● **PROBLEM REQUIREMENTS**: Which lines of the listing below contain the word "legend"? Copy each of them.

-- start EXTRACTED RECORDS --

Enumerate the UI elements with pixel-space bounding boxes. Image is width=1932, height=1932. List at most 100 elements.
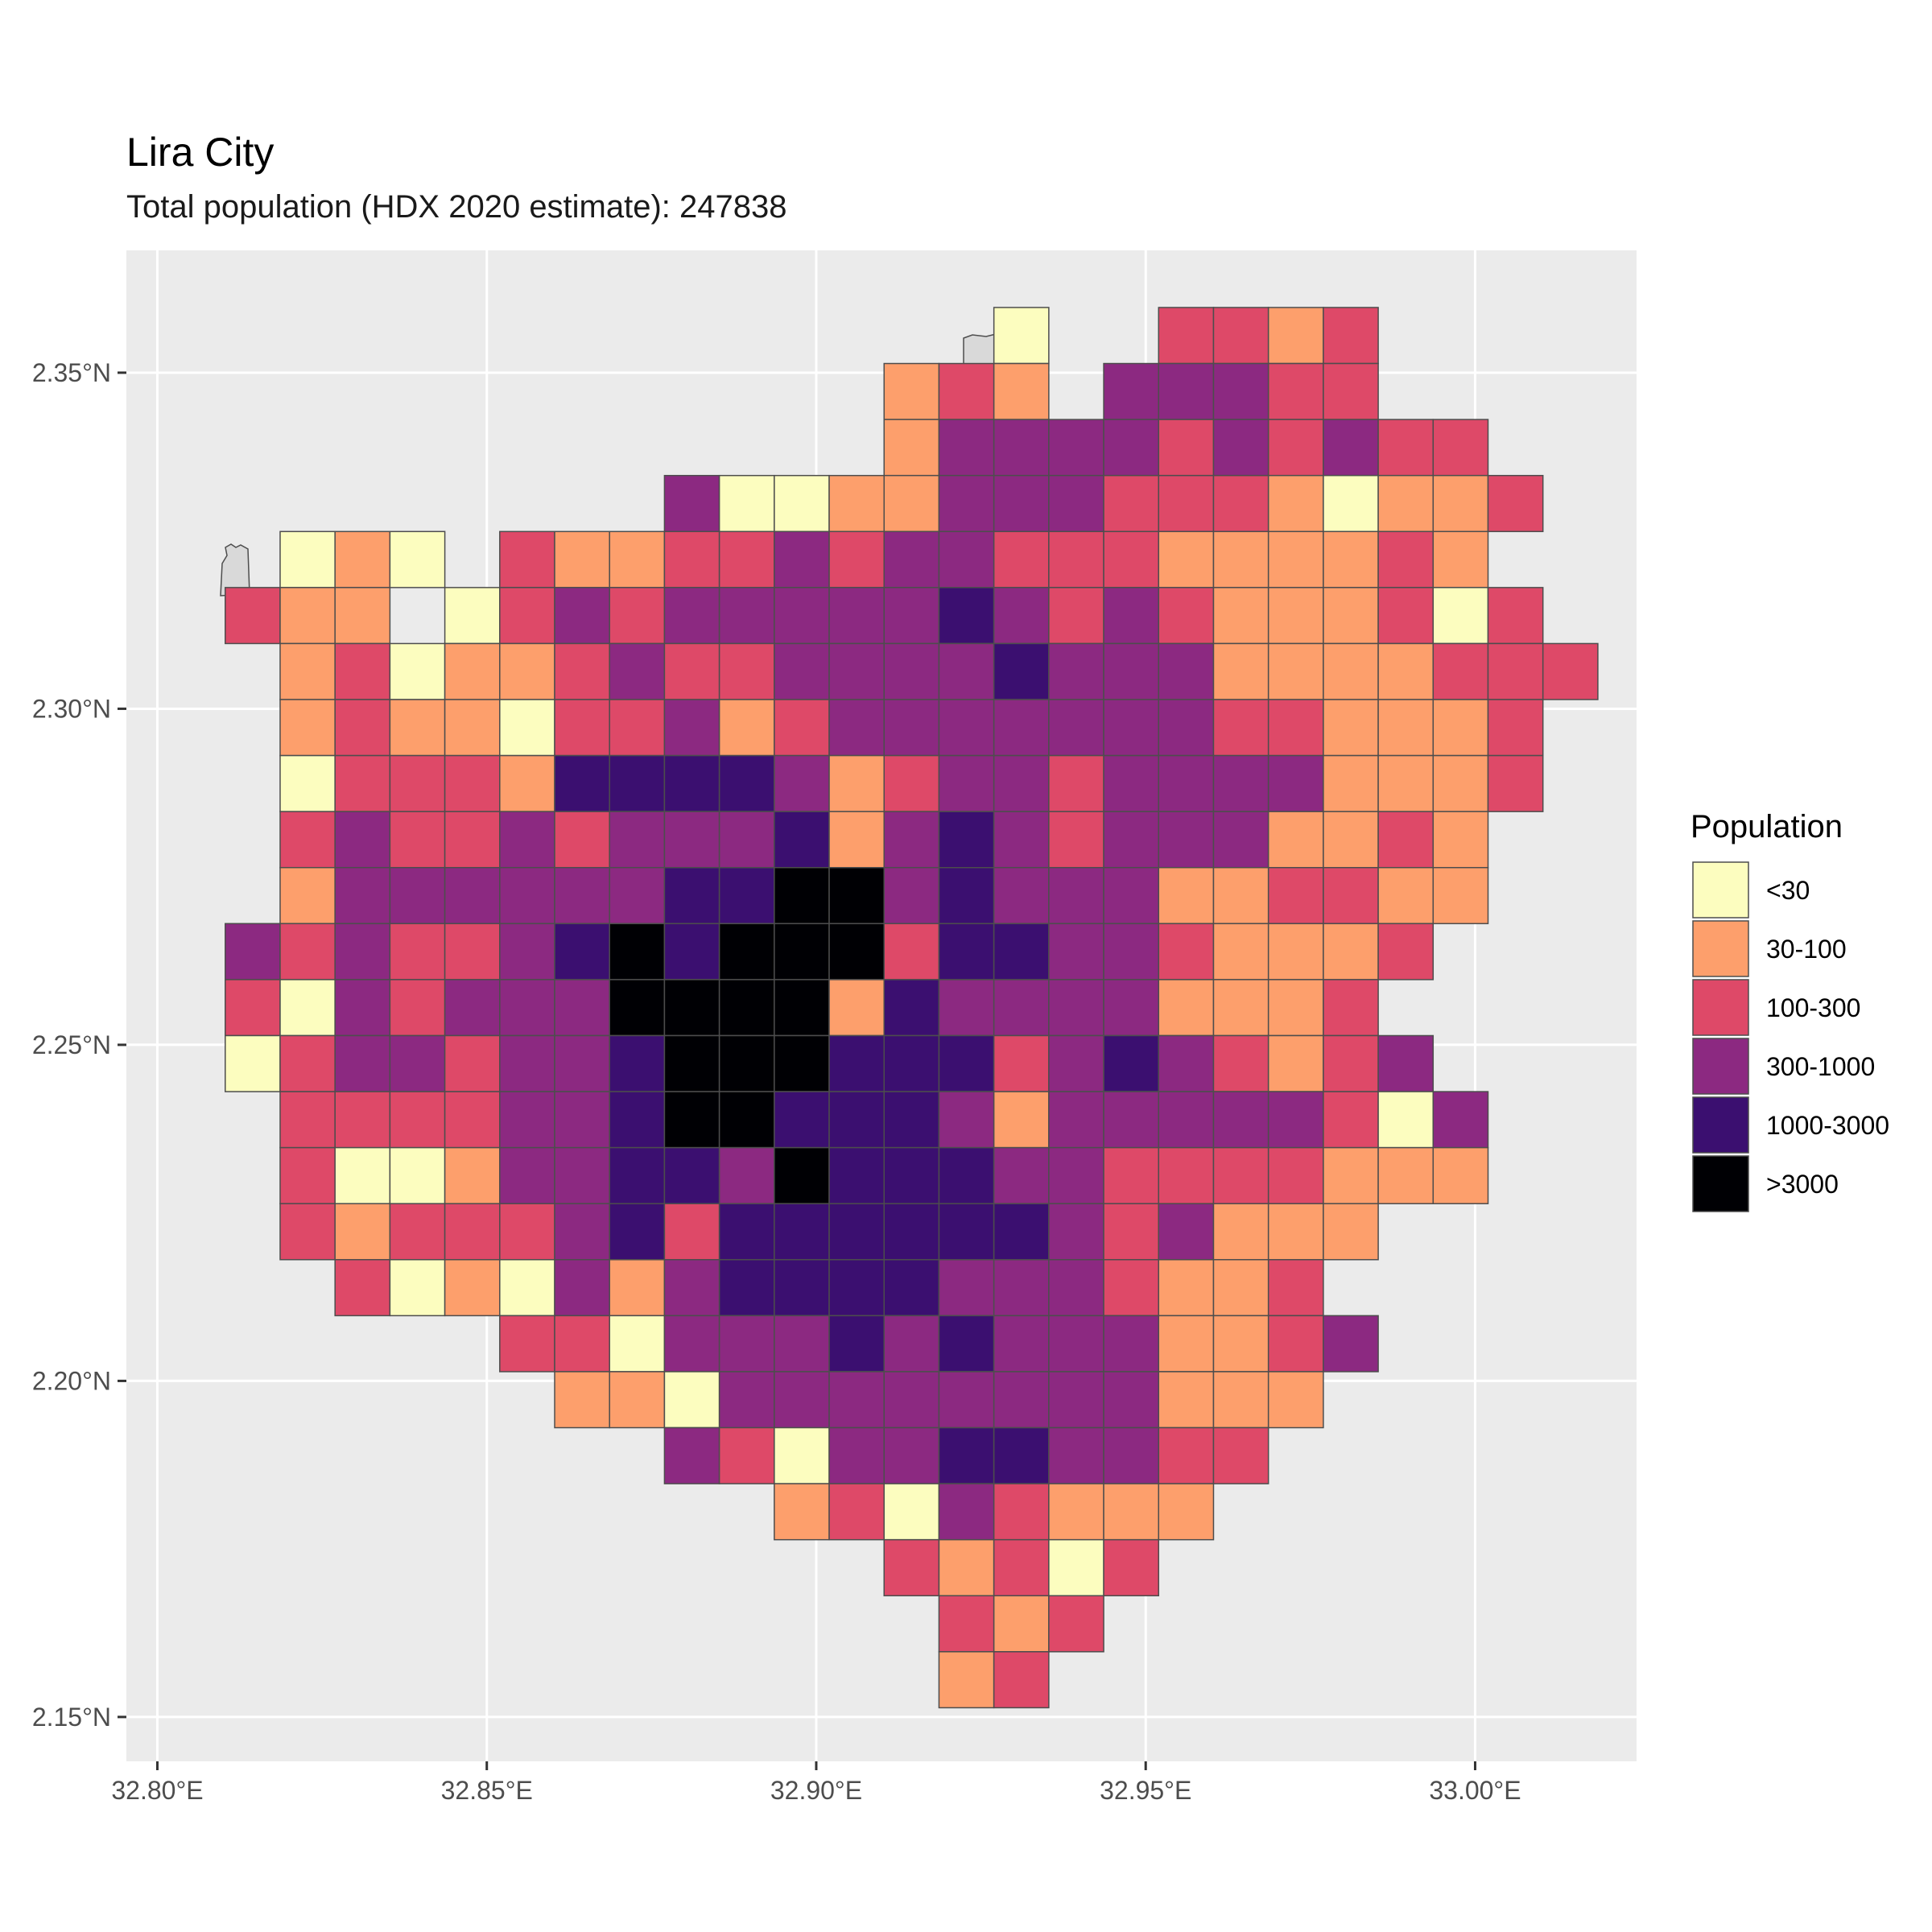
grid-cell [554,587,610,645]
grid-cell [1103,754,1160,812]
grid-cell [1377,866,1435,925]
grid-cell [718,699,775,757]
grid-cell [1158,1371,1215,1429]
grid-cell [774,1426,830,1484]
grid-cell [334,1259,391,1317]
grid-cell [663,699,720,757]
grid-cell [1377,642,1435,700]
grid-cell [1267,1146,1324,1204]
grid-cell [609,1259,666,1317]
grid-cell [828,1315,885,1373]
grid-cell [1103,979,1160,1037]
grid-cell [1158,1146,1215,1204]
grid-cell [499,1091,555,1149]
grid-cell [718,530,775,588]
grid-cell [1048,1203,1104,1261]
grid-cell [1267,1371,1324,1429]
grid-cell [663,754,720,812]
grid-cell [1103,866,1160,925]
grid-cell [1377,923,1435,980]
grid-cell [1323,811,1379,869]
grid-cell [718,1315,775,1373]
grid-cell [938,642,995,700]
grid-cell [1103,1146,1160,1204]
grid-cell [1212,811,1269,869]
grid-cell [883,1034,940,1092]
grid-cell [1103,1426,1160,1484]
grid-cell [883,1426,940,1484]
grid-cell [993,699,1050,757]
grid-cell [334,642,391,700]
grid-cell [334,1034,391,1092]
grid-cell [499,642,555,700]
grid-cell [334,1146,391,1204]
grid-cell [993,642,1050,700]
grid-cell [993,979,1050,1037]
grid-cell [938,754,995,812]
grid-cell [279,754,336,812]
grid-cell [663,1426,720,1484]
grid-cell [938,474,995,533]
grid-cell [1212,1091,1269,1149]
grid-cell [774,866,830,925]
grid-cell [279,642,336,700]
grid-cell [774,1091,830,1149]
grid-cell [1158,474,1215,533]
grid-cell [883,923,940,980]
grid-cell [499,699,555,757]
grid-cell [389,754,446,812]
grid-cell [883,866,940,925]
grid-cell [1323,474,1379,533]
grid-cell [389,923,446,980]
grid-cell [1048,811,1104,869]
grid-cell [718,1034,775,1092]
grid-cell [554,1371,610,1429]
grid-cell [1103,1315,1160,1373]
y-tick-label: 2.25°N [32,1030,111,1059]
grid-cell [1158,1091,1215,1149]
x-tick-label: 32.80°E [111,1776,203,1805]
grid-cell [1212,419,1269,477]
grid-cell [828,811,885,869]
grid-cell [389,1203,446,1261]
grid-cell [1323,642,1379,700]
legend-label: <30 [1766,876,1810,905]
x-tick-label: 32.90°E [770,1776,862,1805]
grid-cell [718,866,775,925]
grid-cell [993,1651,1050,1709]
grid-cell [1048,1259,1104,1317]
grid-cell [938,1034,995,1092]
grid-cell [444,923,501,980]
grid-cell [444,699,501,757]
grid-cell [663,1259,720,1317]
grid-cell [774,1034,830,1092]
grid-cell [1323,699,1379,757]
grid-cell [609,642,666,700]
legend-key [1692,1096,1749,1154]
grid-cell [1323,1034,1379,1092]
grid-cell [444,866,501,925]
grid-cell [938,1091,995,1149]
grid-cell [663,474,720,533]
grid-cell [774,811,830,869]
grid-cell [1212,754,1269,812]
x-tick-label: 33.00°E [1429,1776,1521,1805]
grid-cell [1323,1091,1379,1149]
grid-cell [774,923,830,980]
grid-cell [883,1259,940,1317]
grid-cell [1432,530,1489,588]
grid-cell [993,1091,1050,1149]
grid-cell [1267,979,1324,1037]
grid-cell [334,979,391,1037]
grid-cell [1212,923,1269,980]
grid-cell [938,1595,995,1653]
grid-cell [554,811,610,869]
grid-cell [774,1259,830,1317]
grid-cell [993,1595,1050,1653]
grid-cell [1048,1371,1104,1429]
grid-cell [1323,419,1379,477]
grid-cell [554,1259,610,1317]
grid-cell [1323,1315,1379,1373]
legend-title: Population [1690,809,1843,844]
grid-cell [1432,474,1489,533]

-- end EXTRACTED RECORDS --

● **WRITTEN RESPONSE**:
legend-label: <30 [1766,876,1810,905]
legend-key [1692,1096,1749,1154]
legend-title: Population [1690,809,1843,844]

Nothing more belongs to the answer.